(Some records)

%%

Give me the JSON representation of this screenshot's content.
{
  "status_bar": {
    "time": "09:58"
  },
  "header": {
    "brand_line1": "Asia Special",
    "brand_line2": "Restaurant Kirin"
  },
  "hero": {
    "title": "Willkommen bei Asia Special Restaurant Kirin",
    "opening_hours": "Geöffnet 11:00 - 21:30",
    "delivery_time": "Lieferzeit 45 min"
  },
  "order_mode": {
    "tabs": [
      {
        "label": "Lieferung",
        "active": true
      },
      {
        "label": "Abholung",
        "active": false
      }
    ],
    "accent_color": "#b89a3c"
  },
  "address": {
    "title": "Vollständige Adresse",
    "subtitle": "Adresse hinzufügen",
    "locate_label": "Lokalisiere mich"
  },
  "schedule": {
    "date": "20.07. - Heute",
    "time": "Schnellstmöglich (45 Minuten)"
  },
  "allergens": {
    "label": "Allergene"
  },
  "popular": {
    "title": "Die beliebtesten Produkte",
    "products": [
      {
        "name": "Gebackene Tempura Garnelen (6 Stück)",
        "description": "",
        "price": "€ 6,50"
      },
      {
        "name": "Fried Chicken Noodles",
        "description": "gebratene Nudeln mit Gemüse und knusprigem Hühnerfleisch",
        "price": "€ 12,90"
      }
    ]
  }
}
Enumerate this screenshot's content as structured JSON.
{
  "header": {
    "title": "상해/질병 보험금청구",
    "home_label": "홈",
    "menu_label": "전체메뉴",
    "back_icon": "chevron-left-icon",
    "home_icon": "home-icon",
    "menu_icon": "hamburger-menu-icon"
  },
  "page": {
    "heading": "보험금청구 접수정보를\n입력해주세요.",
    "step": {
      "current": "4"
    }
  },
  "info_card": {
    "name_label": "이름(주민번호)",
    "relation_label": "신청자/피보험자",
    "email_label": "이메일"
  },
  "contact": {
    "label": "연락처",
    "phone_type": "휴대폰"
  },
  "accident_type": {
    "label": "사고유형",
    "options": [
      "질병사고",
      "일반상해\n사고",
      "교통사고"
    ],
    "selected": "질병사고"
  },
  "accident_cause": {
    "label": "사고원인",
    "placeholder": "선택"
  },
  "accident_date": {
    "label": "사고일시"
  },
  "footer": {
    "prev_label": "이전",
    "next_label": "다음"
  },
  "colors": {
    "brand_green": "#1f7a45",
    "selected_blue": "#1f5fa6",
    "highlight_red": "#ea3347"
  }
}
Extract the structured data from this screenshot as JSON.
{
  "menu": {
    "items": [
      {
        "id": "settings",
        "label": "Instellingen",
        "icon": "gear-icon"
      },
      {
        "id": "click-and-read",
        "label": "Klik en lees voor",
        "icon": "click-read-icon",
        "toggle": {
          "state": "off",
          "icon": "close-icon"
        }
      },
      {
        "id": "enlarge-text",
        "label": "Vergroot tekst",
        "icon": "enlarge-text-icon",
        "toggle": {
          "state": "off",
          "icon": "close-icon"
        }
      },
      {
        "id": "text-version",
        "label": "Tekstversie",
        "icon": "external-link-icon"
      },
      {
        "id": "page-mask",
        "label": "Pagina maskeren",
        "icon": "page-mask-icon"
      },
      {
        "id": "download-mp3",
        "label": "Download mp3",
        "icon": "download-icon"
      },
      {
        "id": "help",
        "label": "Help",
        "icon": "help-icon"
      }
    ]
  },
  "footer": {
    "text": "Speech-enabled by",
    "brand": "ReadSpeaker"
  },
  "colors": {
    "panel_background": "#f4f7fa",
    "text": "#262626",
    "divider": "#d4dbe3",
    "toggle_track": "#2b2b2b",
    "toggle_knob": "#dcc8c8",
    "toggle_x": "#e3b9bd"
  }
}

%%

Problem statement
Print the records above exactly as they appear.

Response
Give me the JSON representation of this screenshot's content.
{
  "status_bar": {
    "time": "09:58"
  },
  "header": {
    "brand_line1": "Asia Special",
    "brand_line2": "Restaurant Kirin"
  },
  "hero": {
    "title": "Willkommen bei Asia Special Restaurant Kirin",
    "opening_hours": "Geöffnet 11:00 - 21:30",
    "delivery_time": "Lieferzeit 45 min"
  },
  "order_mode": {
    "tabs": [
      {
        "label": "Lieferung",
        "active": true
      },
      {
        "label": "Abholung",
        "active": false
      }
    ],
    "accent_color": "#b89a3c"
  },
  "address": {
    "title": "Vollständige Adresse",
    "subtitle": "Adresse hinzufügen",
    "locate_label": "Lokalisiere mich"
  },
  "schedule": {
    "date": "20.07. - Heute",
    "time": "Schnellstmöglich (45 Minuten)"
  },
  "allergens": {
    "label": "Allergene"
  },
  "popular": {
    "title": "Die beliebtesten Produkte",
    "products": [
      {
        "name": "Gebackene Tempura Garnelen (6 Stück)",
        "description": "",
        "price": "€ 6,50"
      },
      {
        "name": "Fried Chicken Noodles",
        "description": "gebratene Nudeln mit Gemüse und knusprigem Hühnerfleisch",
        "price": "€ 12,90"
      }
    ]
  }
}
Enumerate this screenshot's content as structured JSON.
{
  "header": {
    "title": "상해/질병 보험금청구",
    "home_label": "홈",
    "menu_label": "전체메뉴",
    "back_icon": "chevron-left-icon",
    "home_icon": "home-icon",
    "menu_icon": "hamburger-menu-icon"
  },
  "page": {
    "heading": "보험금청구 접수정보를\n입력해주세요.",
    "step": {
      "current": "4"
    }
  },
  "info_card": {
    "name_label": "이름(주민번호)",
    "relation_label": "신청자/피보험자",
    "email_label": "이메일"
  },
  "contact": {
    "label": "연락처",
    "phone_type": "휴대폰"
  },
  "accident_type": {
    "label": "사고유형",
    "options": [
      "질병사고",
      "일반상해\n사고",
      "교통사고"
    ],
    "selected": "질병사고"
  },
  "accident_cause": {
    "label": "사고원인",
    "placeholder": "선택"
  },
  "accident_date": {
    "label": "사고일시"
  },
  "footer": {
    "prev_label": "이전",
    "next_label": "다음"
  },
  "colors": {
    "brand_green": "#1f7a45",
    "selected_blue": "#1f5fa6",
    "highlight_red": "#ea3347"
  }
}
Extract the structured data from this screenshot as JSON.
{
  "menu": {
    "items": [
      {
        "id": "settings",
        "label": "Instellingen",
        "icon": "gear-icon"
      },
      {
        "id": "click-and-read",
        "label": "Klik en lees voor",
        "icon": "click-read-icon",
        "toggle": {
          "state": "off",
          "icon": "close-icon"
        }
      },
      {
        "id": "enlarge-text",
        "label": "Vergroot tekst",
        "icon": "enlarge-text-icon",
        "toggle": {
          "state": "off",
          "icon": "close-icon"
        }
      },
      {
        "id": "text-version",
        "label": "Tekstversie",
        "icon": "external-link-icon"
      },
      {
        "id": "page-mask",
        "label": "Pagina maskeren",
        "icon": "page-mask-icon"
      },
      {
        "id": "download-mp3",
        "label": "Download mp3",
        "icon": "download-icon"
      },
      {
        "id": "help",
        "label": "Help",
        "icon": "help-icon"
      }
    ]
  },
  "footer": {
    "text": "Speech-enabled by",
    "brand": "ReadSpeaker"
  },
  "colors": {
    "panel_background": "#f4f7fa",
    "text": "#262626",
    "divider": "#d4dbe3",
    "toggle_track": "#2b2b2b",
    "toggle_knob": "#dcc8c8",
    "toggle_x": "#e3b9bd"
  }
}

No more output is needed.